## Stated problem
Find every line in the records below that holds the word "this" and copy it.

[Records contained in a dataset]
= = = = = = =

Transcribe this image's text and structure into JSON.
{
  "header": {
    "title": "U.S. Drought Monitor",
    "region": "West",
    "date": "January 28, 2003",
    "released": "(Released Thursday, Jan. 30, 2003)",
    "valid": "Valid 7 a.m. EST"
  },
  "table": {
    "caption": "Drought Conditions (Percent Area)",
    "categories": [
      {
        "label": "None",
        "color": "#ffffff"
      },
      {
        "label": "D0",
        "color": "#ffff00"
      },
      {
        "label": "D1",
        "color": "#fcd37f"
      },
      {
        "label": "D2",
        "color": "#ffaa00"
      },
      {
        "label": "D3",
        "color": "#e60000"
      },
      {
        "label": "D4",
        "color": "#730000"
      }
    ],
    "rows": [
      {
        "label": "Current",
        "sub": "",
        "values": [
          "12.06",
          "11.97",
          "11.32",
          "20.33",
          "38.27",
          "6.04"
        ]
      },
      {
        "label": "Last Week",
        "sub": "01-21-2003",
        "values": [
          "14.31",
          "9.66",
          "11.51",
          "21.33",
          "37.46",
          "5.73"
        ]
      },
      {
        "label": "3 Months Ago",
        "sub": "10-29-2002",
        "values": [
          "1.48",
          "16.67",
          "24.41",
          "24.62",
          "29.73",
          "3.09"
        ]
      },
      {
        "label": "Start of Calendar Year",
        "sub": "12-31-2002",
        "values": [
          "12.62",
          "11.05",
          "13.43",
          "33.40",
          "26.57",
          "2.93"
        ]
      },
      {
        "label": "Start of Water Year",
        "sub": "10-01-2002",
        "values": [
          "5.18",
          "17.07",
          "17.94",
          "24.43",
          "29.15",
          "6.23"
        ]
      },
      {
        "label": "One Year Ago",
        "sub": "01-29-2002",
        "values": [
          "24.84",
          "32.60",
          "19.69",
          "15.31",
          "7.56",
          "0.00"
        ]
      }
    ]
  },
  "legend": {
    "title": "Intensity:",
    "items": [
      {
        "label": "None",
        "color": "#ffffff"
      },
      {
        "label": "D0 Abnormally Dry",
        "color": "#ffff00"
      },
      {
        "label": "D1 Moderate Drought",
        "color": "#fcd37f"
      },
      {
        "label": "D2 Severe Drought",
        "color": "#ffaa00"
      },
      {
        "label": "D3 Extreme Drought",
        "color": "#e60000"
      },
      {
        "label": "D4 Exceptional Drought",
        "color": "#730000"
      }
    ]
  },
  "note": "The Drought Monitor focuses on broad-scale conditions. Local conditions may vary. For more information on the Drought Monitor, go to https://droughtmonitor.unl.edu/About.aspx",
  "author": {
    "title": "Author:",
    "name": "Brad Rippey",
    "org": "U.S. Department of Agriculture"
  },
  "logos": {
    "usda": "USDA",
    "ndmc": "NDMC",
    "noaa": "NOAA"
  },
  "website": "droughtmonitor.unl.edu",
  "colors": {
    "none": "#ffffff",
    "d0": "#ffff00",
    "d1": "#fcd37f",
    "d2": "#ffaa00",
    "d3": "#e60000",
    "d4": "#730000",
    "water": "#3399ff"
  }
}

= = = = = = =

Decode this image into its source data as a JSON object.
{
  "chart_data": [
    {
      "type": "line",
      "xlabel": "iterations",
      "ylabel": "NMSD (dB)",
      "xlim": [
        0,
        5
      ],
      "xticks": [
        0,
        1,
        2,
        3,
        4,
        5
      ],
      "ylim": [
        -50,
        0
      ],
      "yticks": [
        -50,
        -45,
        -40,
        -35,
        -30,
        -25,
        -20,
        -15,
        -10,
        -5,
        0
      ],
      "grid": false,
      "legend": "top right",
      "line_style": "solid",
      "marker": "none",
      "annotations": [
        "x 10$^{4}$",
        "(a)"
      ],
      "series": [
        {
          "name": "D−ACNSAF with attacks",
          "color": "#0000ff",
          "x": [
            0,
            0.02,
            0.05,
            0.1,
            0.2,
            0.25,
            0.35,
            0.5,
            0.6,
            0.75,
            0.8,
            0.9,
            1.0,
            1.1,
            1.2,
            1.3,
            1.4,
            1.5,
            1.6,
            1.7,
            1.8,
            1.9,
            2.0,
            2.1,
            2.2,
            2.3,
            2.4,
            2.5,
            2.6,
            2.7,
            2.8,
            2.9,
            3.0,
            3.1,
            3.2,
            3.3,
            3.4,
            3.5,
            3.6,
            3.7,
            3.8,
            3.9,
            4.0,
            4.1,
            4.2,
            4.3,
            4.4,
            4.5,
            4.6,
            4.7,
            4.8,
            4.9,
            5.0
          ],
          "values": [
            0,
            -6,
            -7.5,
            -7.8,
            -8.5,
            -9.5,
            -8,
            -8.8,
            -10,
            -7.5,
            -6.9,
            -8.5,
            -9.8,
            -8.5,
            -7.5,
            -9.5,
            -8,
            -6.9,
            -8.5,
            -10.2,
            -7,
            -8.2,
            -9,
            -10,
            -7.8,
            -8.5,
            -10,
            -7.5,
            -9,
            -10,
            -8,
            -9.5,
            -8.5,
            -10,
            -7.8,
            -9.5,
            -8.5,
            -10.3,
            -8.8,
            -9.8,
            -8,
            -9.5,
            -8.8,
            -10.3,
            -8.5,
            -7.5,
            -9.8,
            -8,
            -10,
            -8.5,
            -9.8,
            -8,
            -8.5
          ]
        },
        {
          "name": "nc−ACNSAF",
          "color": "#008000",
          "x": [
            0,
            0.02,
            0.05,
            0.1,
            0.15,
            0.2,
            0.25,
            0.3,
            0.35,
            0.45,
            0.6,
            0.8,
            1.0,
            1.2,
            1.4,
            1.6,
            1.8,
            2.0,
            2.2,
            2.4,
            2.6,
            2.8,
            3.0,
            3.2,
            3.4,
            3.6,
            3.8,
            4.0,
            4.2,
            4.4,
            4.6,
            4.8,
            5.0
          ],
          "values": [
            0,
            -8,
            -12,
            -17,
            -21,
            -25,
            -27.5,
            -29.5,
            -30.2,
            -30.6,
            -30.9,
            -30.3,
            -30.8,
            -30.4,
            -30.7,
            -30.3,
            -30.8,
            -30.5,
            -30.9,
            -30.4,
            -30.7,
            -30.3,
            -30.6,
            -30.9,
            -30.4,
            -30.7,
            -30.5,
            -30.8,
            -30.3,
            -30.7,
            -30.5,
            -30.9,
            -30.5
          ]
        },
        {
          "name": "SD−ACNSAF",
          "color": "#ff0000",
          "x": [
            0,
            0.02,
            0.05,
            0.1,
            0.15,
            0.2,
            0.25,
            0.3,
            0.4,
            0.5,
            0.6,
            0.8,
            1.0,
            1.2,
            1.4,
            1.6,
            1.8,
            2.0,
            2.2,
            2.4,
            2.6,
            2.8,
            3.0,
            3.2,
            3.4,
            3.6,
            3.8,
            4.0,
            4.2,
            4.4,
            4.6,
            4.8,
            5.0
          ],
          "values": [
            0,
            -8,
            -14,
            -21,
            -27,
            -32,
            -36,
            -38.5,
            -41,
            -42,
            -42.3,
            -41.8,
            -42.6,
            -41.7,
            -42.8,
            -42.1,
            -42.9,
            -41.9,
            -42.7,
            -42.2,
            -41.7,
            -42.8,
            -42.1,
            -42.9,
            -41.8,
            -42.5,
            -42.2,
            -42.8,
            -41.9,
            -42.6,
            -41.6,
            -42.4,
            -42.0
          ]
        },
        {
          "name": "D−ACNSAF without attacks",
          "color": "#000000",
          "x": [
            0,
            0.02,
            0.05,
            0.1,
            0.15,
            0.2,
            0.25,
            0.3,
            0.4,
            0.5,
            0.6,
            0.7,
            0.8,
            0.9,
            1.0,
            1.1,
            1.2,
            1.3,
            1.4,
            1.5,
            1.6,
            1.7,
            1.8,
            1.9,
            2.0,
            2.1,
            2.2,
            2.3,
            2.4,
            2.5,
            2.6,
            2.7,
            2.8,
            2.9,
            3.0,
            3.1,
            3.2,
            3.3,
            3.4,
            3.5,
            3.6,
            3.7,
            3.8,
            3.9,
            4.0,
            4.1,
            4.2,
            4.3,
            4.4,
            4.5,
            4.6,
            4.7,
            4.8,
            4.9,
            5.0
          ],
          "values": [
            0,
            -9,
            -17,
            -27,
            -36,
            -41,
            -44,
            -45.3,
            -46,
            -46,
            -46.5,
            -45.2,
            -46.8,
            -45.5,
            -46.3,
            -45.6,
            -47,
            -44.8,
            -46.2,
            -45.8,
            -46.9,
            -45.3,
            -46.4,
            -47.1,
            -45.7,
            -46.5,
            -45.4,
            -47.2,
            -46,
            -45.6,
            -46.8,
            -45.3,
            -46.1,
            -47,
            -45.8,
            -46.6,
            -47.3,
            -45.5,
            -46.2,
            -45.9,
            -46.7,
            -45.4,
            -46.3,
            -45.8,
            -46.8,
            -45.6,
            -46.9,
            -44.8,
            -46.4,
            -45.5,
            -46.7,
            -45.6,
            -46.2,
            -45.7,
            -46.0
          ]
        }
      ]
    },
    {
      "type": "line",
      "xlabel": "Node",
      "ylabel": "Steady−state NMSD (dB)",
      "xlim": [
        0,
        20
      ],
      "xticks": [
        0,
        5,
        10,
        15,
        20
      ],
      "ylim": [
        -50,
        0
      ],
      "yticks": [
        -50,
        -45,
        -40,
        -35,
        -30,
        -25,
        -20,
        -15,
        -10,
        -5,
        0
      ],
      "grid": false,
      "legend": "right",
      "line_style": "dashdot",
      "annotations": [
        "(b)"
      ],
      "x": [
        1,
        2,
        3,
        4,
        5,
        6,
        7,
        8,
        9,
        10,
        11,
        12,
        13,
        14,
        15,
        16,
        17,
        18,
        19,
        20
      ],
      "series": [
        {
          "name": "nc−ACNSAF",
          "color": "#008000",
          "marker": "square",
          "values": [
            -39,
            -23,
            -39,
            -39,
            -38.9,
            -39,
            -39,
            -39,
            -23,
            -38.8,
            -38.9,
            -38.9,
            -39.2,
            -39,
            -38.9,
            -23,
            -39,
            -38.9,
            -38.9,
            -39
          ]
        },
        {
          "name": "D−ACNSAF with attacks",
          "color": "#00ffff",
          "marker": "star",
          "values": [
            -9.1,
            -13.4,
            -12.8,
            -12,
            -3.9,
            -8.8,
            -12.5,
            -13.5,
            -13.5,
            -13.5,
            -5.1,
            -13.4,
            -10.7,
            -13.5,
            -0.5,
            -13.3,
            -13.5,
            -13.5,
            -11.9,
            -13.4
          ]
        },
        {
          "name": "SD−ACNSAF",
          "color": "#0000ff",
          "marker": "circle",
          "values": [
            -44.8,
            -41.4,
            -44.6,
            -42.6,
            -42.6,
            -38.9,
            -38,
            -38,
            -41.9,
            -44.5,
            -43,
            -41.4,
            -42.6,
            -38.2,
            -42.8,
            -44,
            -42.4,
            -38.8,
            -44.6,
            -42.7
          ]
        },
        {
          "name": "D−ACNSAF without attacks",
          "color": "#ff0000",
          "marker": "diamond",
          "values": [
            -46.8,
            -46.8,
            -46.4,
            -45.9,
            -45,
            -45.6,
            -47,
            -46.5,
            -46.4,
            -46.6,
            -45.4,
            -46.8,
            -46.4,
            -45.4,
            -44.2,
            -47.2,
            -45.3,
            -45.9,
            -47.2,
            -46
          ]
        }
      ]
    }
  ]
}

= = = = = = =

## Solution
Transcribe this image's text and structure into JSON.
Decode this image into its source data as a JSON object.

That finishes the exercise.